TASK REQUIREMENTS:
What is the number of lines holding the word "JSON"? Write that number and nothing else.

SOURCE MATERIAL:
■ ■ ■

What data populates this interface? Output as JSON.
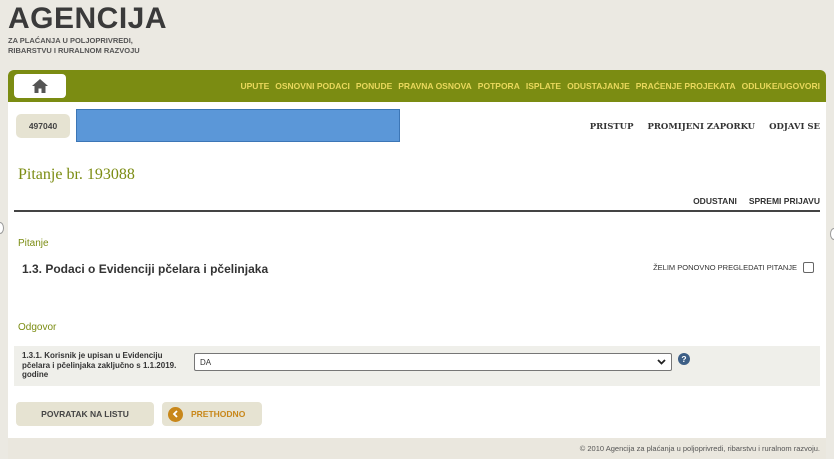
{
  "logo": {
    "title": "AGENCIJA",
    "subtitle_line1": "ZA PLAĆANJA U POLJOPRIVREDI,",
    "subtitle_line2": "RIBARSTVU I RURALNOM RAZVOJU"
  },
  "nav": {
    "home_icon": "home-icon",
    "items": [
      "UPUTE",
      "OSNOVNI PODACI",
      "PONUDE",
      "PRAVNA OSNOVA",
      "POTPORA",
      "ISPLATE",
      "ODUSTAJANJE",
      "PRAĆENJE PROJEKATA",
      "ODLUKE/UGOVORI"
    ]
  },
  "user": {
    "id": "497040",
    "links": [
      "PRISTUP",
      "PROMIJENI ZAPORKU",
      "ODJAVI SE"
    ]
  },
  "question": {
    "title": "Pitanje br. 193088",
    "actions": [
      "ODUSTANI",
      "SPREMI PRIJAVU"
    ],
    "section_label": "Pitanje",
    "text": "1.3. Podaci o Evidenciji pčelara i pčelinjaka",
    "review_label": "ŽELIM PONOVNO PREGLEDATI PITANJE",
    "review_checked": false
  },
  "answer": {
    "section_label": "Odgovor",
    "field_label": "1.3.1. Korisnik je upisan u Evidenciju pčelara i pčelinjaka zaključno s 1.1.2019. godine",
    "selected_value": "DA",
    "help_icon": "help-icon"
  },
  "buttons": {
    "back_label": "POVRATAK NA LISTU",
    "prev_label": "PRETHODNO",
    "prev_icon": "chevron-left-icon"
  },
  "footer": {
    "text": "© 2010 Agencija za plaćanja u poljoprivredi, ribarstvu i ruralnom razvoju."
  },
  "colors": {
    "nav_bg": "#7b8c12",
    "nav_text": "#e9d85c",
    "accent_green": "#7b8c12",
    "prev_orange": "#c8871a",
    "redaction_blue": "#5b97d8"
  }
}
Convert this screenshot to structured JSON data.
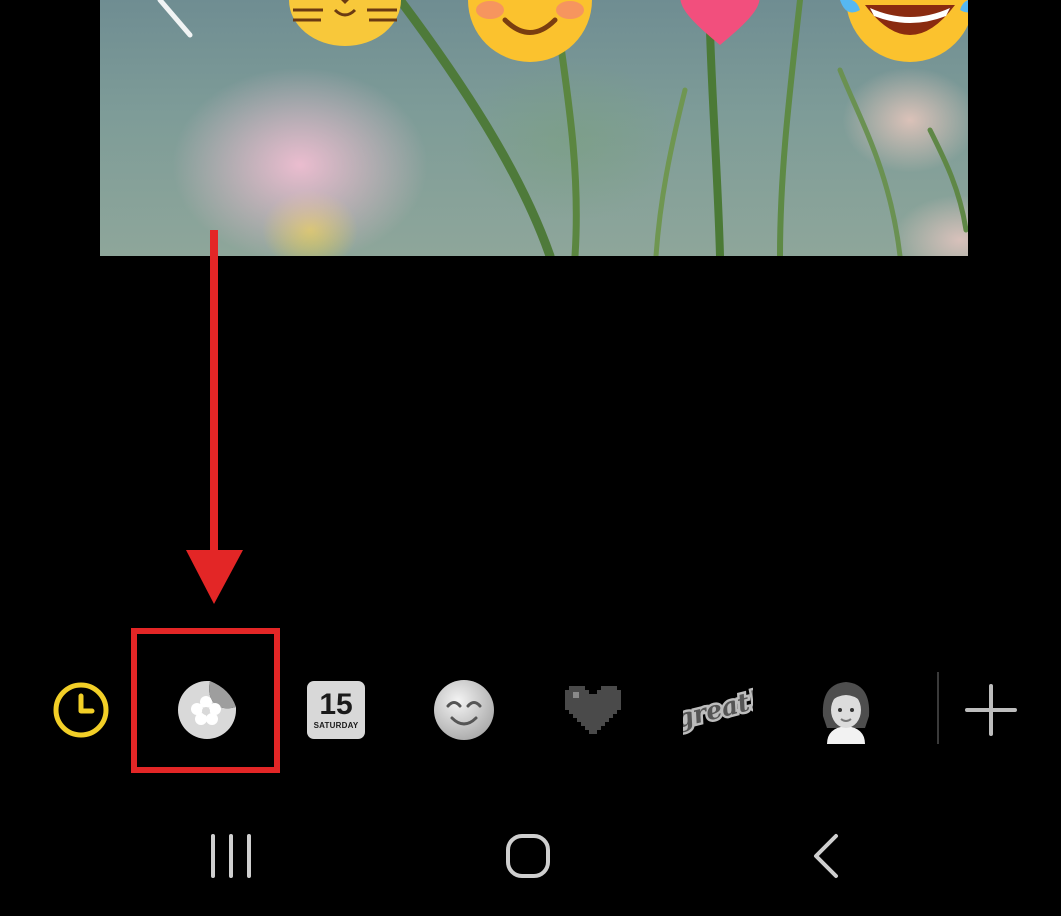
{
  "toolbar": {
    "recent_icon": "clock-icon",
    "selected_icon": "sticker-pack-icon",
    "calendar_day": "15",
    "calendar_weekday": "SATURDAY",
    "sticker_text": "great!",
    "add_icon": "plus-icon"
  },
  "navbar": {
    "recents_icon": "recent-apps-icon",
    "home_icon": "home-icon",
    "back_icon": "back-icon"
  },
  "colors": {
    "accent": "#f2cf27",
    "highlight": "#e32626",
    "background": "#000000"
  }
}
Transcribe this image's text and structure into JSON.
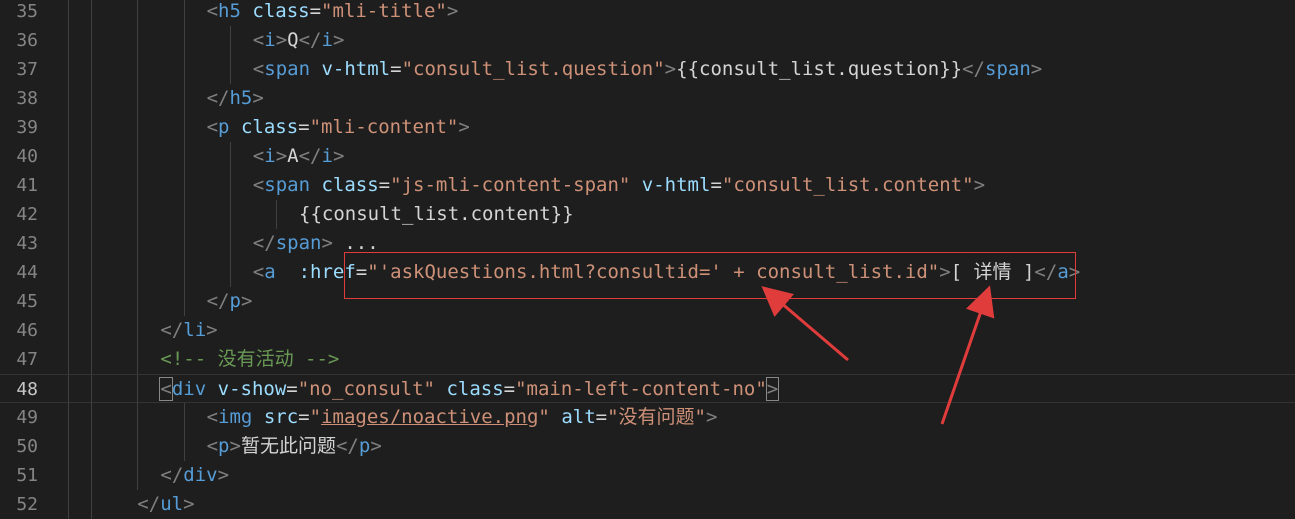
{
  "editor": {
    "current_line": "48",
    "lines": [
      {
        "no": "35",
        "indent": 12,
        "tokens": [
          [
            "t-punc",
            "<"
          ],
          [
            "t-tag",
            "h5"
          ],
          [
            "t-text",
            " "
          ],
          [
            "t-attr",
            "class"
          ],
          [
            "t-text",
            "="
          ],
          [
            "t-str",
            "\"mli-title\""
          ],
          [
            "t-punc",
            ">"
          ]
        ]
      },
      {
        "no": "36",
        "indent": 16,
        "tokens": [
          [
            "t-punc",
            "<"
          ],
          [
            "t-tag",
            "i"
          ],
          [
            "t-punc",
            ">"
          ],
          [
            "t-text",
            "Q"
          ],
          [
            "t-punc",
            "</"
          ],
          [
            "t-tag",
            "i"
          ],
          [
            "t-punc",
            ">"
          ]
        ]
      },
      {
        "no": "37",
        "indent": 16,
        "tokens": [
          [
            "t-punc",
            "<"
          ],
          [
            "t-tag",
            "span"
          ],
          [
            "t-text",
            " "
          ],
          [
            "t-attr",
            "v-html"
          ],
          [
            "t-text",
            "="
          ],
          [
            "t-str",
            "\"consult_list.question\""
          ],
          [
            "t-punc",
            ">"
          ],
          [
            "t-text",
            "{{consult_list.question}}"
          ],
          [
            "t-punc",
            "</"
          ],
          [
            "t-tag",
            "span"
          ],
          [
            "t-punc",
            ">"
          ]
        ]
      },
      {
        "no": "38",
        "indent": 12,
        "tokens": [
          [
            "t-punc",
            "</"
          ],
          [
            "t-tag",
            "h5"
          ],
          [
            "t-punc",
            ">"
          ]
        ]
      },
      {
        "no": "39",
        "indent": 12,
        "tokens": [
          [
            "t-punc",
            "<"
          ],
          [
            "t-tag",
            "p"
          ],
          [
            "t-text",
            " "
          ],
          [
            "t-attr",
            "class"
          ],
          [
            "t-text",
            "="
          ],
          [
            "t-str",
            "\"mli-content\""
          ],
          [
            "t-punc",
            ">"
          ]
        ]
      },
      {
        "no": "40",
        "indent": 16,
        "tokens": [
          [
            "t-punc",
            "<"
          ],
          [
            "t-tag",
            "i"
          ],
          [
            "t-punc",
            ">"
          ],
          [
            "t-text",
            "A"
          ],
          [
            "t-punc",
            "</"
          ],
          [
            "t-tag",
            "i"
          ],
          [
            "t-punc",
            ">"
          ]
        ]
      },
      {
        "no": "41",
        "indent": 16,
        "tokens": [
          [
            "t-punc",
            "<"
          ],
          [
            "t-tag",
            "span"
          ],
          [
            "t-text",
            " "
          ],
          [
            "t-attr",
            "class"
          ],
          [
            "t-text",
            "="
          ],
          [
            "t-str",
            "\"js-mli-content-span\""
          ],
          [
            "t-text",
            " "
          ],
          [
            "t-attr",
            "v-html"
          ],
          [
            "t-text",
            "="
          ],
          [
            "t-str",
            "\"consult_list.content\""
          ],
          [
            "t-punc",
            ">"
          ]
        ]
      },
      {
        "no": "42",
        "indent": 20,
        "tokens": [
          [
            "t-text",
            "{{consult_list.content}}"
          ]
        ]
      },
      {
        "no": "43",
        "indent": 16,
        "tokens": [
          [
            "t-punc",
            "</"
          ],
          [
            "t-tag",
            "span"
          ],
          [
            "t-punc",
            ">"
          ],
          [
            "t-text",
            " ..."
          ]
        ]
      },
      {
        "no": "44",
        "indent": 16,
        "tokens": [
          [
            "t-punc",
            "<"
          ],
          [
            "t-tag",
            "a"
          ],
          [
            "t-text",
            "  "
          ],
          [
            "t-attr",
            ":href"
          ],
          [
            "t-text",
            "="
          ],
          [
            "t-str",
            "\"'askQuestions.html?consultid=' + consult_list.id\""
          ],
          [
            "t-punc",
            ">"
          ],
          [
            "t-text",
            "[ 详情 ]"
          ],
          [
            "t-punc",
            "</"
          ],
          [
            "t-tag",
            "a"
          ],
          [
            "t-punc",
            ">"
          ]
        ]
      },
      {
        "no": "45",
        "indent": 12,
        "tokens": [
          [
            "t-punc",
            "</"
          ],
          [
            "t-tag",
            "p"
          ],
          [
            "t-punc",
            ">"
          ]
        ]
      },
      {
        "no": "46",
        "indent": 8,
        "tokens": [
          [
            "t-punc",
            "</"
          ],
          [
            "t-tag",
            "li"
          ],
          [
            "t-punc",
            ">"
          ]
        ]
      },
      {
        "no": "47",
        "indent": 8,
        "tokens": [
          [
            "t-com",
            "<!-- 没有活动 -->"
          ]
        ]
      },
      {
        "no": "48",
        "indent": 8,
        "tokens": [
          [
            "t-punc bracket-box",
            "<"
          ],
          [
            "t-tag",
            "div"
          ],
          [
            "t-text",
            " "
          ],
          [
            "t-attr",
            "v-show"
          ],
          [
            "t-text",
            "="
          ],
          [
            "t-str",
            "\"no_consult\""
          ],
          [
            "t-text",
            " "
          ],
          [
            "t-attr",
            "class"
          ],
          [
            "t-text",
            "="
          ],
          [
            "t-str",
            "\"main-left-content-no\""
          ],
          [
            "t-punc bracket-box",
            ">"
          ]
        ]
      },
      {
        "no": "49",
        "indent": 12,
        "tokens": [
          [
            "t-punc",
            "<"
          ],
          [
            "t-tag",
            "img"
          ],
          [
            "t-text",
            " "
          ],
          [
            "t-attr",
            "src"
          ],
          [
            "t-text",
            "="
          ],
          [
            "t-str",
            "\""
          ],
          [
            "t-link",
            "images/noactive.png"
          ],
          [
            "t-str",
            "\""
          ],
          [
            "t-text",
            " "
          ],
          [
            "t-attr",
            "alt"
          ],
          [
            "t-text",
            "="
          ],
          [
            "t-str",
            "\"没有问题\""
          ],
          [
            "t-punc",
            ">"
          ]
        ]
      },
      {
        "no": "50",
        "indent": 12,
        "tokens": [
          [
            "t-punc",
            "<"
          ],
          [
            "t-tag",
            "p"
          ],
          [
            "t-punc",
            ">"
          ],
          [
            "t-text",
            "暂无此问题"
          ],
          [
            "t-punc",
            "</"
          ],
          [
            "t-tag",
            "p"
          ],
          [
            "t-punc",
            ">"
          ]
        ]
      },
      {
        "no": "51",
        "indent": 8,
        "tokens": [
          [
            "t-punc",
            "</"
          ],
          [
            "t-tag",
            "div"
          ],
          [
            "t-punc",
            ">"
          ]
        ]
      },
      {
        "no": "52",
        "indent": 6,
        "tokens": [
          [
            "t-punc",
            "</"
          ],
          [
            "t-tag",
            "ul"
          ],
          [
            "t-punc",
            ">"
          ]
        ]
      }
    ]
  },
  "colors": {
    "background": "#1e1e1e",
    "tag": "#569cd6",
    "attribute": "#9cdcfe",
    "string": "#ce9178",
    "comment": "#6a9955",
    "annotation": "#e03c3c"
  }
}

■ ■ ■

RESULT FOR THIS TASK:
3